GIVEN PROBLEM: Isolate every line in the records below with "Output" in it.

[Records from a collection of figures]
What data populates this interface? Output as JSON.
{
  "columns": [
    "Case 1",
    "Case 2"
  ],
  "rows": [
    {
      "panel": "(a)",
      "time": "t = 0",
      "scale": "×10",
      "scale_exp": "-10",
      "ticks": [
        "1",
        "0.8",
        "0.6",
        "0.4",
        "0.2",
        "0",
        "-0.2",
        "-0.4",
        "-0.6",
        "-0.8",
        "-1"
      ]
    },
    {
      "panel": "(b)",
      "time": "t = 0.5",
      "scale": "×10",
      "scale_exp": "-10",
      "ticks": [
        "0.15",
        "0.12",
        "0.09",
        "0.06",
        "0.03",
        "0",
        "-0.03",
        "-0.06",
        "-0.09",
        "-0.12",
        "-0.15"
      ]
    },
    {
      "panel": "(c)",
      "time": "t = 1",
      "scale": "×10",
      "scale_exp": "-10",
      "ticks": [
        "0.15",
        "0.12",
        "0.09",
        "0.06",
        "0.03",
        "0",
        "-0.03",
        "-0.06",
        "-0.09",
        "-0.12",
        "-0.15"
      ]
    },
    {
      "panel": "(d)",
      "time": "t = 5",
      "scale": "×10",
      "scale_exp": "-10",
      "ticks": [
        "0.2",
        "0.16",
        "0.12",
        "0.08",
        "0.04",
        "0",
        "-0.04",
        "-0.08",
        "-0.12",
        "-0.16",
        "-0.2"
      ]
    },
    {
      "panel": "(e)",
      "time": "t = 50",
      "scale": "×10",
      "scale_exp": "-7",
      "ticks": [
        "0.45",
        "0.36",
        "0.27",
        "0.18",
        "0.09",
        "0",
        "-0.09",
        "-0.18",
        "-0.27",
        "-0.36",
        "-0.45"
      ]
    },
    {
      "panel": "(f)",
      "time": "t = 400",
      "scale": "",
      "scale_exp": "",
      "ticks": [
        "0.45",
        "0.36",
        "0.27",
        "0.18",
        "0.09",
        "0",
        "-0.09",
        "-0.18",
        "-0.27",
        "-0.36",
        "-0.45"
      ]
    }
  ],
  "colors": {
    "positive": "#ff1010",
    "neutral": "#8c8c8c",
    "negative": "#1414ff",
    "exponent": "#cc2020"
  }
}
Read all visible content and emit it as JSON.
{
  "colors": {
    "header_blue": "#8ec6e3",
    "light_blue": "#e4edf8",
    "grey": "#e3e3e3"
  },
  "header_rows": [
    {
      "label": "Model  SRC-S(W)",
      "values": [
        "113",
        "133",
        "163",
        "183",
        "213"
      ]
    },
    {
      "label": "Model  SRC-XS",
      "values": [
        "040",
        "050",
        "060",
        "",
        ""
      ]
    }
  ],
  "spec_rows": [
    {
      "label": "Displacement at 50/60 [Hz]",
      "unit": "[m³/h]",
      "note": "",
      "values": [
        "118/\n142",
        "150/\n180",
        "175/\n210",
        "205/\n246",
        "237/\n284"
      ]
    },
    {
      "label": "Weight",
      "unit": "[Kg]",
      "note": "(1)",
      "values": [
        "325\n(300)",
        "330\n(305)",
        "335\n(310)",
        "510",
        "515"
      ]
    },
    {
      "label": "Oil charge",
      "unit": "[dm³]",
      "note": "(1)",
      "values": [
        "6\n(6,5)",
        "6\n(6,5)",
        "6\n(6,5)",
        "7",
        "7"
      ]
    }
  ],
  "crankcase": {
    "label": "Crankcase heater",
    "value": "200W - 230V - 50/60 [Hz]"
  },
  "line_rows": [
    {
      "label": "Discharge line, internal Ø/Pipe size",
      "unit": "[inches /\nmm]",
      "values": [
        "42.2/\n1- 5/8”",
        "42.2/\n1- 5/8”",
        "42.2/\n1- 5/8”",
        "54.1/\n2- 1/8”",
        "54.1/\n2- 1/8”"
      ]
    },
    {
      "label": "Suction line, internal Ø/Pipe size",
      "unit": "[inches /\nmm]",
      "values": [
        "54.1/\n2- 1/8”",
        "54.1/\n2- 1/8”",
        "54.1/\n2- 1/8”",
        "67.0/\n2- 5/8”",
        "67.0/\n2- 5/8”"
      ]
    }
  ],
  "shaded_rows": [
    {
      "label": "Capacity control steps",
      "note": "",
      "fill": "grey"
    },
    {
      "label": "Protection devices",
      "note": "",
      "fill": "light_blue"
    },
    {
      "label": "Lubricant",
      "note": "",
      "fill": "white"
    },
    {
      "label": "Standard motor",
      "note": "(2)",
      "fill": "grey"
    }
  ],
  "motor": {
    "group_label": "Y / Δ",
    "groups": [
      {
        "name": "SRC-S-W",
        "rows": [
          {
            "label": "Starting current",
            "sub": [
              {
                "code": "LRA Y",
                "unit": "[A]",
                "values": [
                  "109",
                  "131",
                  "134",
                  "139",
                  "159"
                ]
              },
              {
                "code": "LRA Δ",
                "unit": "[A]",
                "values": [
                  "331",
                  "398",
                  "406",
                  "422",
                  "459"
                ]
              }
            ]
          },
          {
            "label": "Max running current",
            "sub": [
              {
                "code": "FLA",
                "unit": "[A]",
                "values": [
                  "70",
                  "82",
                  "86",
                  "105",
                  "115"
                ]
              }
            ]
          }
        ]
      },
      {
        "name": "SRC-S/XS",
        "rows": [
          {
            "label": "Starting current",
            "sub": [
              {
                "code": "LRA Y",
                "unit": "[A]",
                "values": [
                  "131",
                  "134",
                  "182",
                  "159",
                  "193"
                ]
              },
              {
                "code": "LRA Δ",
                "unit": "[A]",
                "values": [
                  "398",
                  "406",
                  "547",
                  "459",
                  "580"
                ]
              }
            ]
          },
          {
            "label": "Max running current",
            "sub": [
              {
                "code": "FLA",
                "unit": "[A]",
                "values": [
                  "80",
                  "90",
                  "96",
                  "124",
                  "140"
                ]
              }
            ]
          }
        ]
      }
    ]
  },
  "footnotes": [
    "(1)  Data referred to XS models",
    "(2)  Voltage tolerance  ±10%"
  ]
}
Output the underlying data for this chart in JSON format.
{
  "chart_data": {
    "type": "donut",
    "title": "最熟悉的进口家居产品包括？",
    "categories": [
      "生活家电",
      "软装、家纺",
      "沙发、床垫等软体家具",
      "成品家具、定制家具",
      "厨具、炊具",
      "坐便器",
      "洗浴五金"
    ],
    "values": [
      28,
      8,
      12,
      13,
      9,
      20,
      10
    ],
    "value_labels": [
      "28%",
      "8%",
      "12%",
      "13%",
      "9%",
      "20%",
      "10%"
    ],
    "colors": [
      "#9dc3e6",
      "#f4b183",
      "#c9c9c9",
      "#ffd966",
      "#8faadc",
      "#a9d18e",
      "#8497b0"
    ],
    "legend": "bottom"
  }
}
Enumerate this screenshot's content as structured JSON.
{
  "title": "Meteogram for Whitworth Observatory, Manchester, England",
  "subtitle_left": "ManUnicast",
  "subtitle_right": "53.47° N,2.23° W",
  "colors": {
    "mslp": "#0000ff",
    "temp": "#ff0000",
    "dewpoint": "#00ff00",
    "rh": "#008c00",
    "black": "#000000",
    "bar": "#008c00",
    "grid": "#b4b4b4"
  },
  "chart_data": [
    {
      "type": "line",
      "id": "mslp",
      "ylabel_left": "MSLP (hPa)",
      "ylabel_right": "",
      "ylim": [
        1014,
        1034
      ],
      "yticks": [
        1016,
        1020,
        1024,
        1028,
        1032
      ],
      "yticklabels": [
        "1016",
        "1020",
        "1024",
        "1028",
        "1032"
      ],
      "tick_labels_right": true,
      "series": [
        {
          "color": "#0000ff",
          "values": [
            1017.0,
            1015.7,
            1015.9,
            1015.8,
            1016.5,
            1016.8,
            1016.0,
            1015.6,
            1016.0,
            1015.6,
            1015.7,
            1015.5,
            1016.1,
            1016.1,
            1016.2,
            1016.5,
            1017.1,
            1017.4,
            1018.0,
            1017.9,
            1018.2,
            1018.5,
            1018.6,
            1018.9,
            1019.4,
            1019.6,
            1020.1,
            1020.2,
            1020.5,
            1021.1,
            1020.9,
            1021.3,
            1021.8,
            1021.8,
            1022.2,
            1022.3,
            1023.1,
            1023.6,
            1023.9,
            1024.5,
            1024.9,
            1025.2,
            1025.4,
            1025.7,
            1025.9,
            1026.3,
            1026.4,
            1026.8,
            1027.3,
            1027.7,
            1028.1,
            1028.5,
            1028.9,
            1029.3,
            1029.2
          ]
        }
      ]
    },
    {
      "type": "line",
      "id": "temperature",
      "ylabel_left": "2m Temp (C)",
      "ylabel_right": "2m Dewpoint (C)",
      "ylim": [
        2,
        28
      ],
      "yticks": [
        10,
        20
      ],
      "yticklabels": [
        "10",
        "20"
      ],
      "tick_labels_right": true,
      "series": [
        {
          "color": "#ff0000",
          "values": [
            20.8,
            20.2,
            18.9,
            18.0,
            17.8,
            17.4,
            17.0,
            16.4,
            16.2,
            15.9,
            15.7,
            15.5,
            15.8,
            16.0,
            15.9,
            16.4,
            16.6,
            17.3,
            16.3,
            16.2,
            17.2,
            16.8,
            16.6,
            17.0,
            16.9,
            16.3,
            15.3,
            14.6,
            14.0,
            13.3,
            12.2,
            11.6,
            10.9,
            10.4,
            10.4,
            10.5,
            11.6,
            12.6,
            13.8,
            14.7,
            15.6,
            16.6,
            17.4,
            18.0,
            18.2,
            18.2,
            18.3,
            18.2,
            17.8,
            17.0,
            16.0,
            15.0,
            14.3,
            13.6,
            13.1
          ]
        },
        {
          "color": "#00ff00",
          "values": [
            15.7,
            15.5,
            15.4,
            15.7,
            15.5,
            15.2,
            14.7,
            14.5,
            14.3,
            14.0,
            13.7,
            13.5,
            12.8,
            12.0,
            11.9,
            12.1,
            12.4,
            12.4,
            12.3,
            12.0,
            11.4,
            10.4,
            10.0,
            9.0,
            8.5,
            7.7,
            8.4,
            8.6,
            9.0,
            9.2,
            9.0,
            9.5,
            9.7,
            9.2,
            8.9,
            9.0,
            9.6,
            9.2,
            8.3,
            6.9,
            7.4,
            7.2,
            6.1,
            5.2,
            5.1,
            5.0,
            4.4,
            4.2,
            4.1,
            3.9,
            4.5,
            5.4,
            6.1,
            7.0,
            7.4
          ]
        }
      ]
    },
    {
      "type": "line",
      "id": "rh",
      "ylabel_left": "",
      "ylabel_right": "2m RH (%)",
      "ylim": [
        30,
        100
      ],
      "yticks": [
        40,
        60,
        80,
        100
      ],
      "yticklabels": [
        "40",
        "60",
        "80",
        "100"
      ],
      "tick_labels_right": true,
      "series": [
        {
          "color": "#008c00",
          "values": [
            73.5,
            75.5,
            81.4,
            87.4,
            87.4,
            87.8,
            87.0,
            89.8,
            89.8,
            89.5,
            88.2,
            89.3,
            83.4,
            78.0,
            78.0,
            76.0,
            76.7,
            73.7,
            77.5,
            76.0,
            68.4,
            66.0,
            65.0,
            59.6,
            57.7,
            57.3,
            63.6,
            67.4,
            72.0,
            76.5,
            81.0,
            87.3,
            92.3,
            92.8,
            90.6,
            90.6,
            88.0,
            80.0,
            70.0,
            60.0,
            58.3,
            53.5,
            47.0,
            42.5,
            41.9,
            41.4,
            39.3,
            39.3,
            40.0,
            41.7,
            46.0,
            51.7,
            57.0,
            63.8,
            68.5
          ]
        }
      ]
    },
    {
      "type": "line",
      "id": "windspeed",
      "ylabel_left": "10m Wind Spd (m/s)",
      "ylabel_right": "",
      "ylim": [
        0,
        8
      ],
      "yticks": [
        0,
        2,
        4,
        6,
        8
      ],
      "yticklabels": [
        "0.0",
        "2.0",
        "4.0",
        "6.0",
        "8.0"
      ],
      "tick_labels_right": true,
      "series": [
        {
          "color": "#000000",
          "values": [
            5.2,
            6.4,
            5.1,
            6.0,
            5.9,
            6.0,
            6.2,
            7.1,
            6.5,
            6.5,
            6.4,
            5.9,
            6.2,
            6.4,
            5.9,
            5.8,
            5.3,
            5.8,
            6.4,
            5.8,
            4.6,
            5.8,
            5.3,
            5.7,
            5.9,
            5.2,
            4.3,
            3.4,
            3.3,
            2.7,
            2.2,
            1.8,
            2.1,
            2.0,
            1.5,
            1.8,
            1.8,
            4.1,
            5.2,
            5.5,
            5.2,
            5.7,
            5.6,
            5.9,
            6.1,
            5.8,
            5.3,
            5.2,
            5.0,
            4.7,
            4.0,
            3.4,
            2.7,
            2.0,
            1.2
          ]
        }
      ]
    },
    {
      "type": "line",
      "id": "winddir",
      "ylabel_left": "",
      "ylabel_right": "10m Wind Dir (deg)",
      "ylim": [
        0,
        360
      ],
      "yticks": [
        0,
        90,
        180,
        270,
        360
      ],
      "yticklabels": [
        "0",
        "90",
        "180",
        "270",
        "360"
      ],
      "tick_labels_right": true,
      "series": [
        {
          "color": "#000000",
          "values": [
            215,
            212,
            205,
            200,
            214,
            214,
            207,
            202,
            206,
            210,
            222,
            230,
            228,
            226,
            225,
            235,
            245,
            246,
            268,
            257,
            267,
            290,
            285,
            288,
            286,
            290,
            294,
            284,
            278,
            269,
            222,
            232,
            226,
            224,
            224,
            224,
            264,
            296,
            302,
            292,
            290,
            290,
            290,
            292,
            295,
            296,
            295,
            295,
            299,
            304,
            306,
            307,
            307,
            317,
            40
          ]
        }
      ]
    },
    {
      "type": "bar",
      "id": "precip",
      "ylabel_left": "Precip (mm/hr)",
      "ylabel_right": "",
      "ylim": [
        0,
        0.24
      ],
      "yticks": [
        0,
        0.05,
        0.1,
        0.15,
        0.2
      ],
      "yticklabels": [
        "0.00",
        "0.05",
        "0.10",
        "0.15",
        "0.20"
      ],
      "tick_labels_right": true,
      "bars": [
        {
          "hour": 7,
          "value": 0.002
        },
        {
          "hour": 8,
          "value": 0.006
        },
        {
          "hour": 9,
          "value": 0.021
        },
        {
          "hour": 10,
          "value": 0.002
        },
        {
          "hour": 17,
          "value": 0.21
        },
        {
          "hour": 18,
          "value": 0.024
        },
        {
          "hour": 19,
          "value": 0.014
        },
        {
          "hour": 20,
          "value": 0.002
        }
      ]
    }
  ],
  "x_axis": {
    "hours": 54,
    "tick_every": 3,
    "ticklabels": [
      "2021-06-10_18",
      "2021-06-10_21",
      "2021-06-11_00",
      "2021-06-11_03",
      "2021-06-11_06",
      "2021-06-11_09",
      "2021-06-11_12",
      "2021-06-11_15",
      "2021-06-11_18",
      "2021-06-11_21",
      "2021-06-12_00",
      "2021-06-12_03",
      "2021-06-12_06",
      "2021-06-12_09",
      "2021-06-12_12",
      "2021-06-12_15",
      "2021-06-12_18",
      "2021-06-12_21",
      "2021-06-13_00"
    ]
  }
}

RESPONSE:
What data populates this interface? Output as JSON.
Output the underlying data for this chart in JSON format.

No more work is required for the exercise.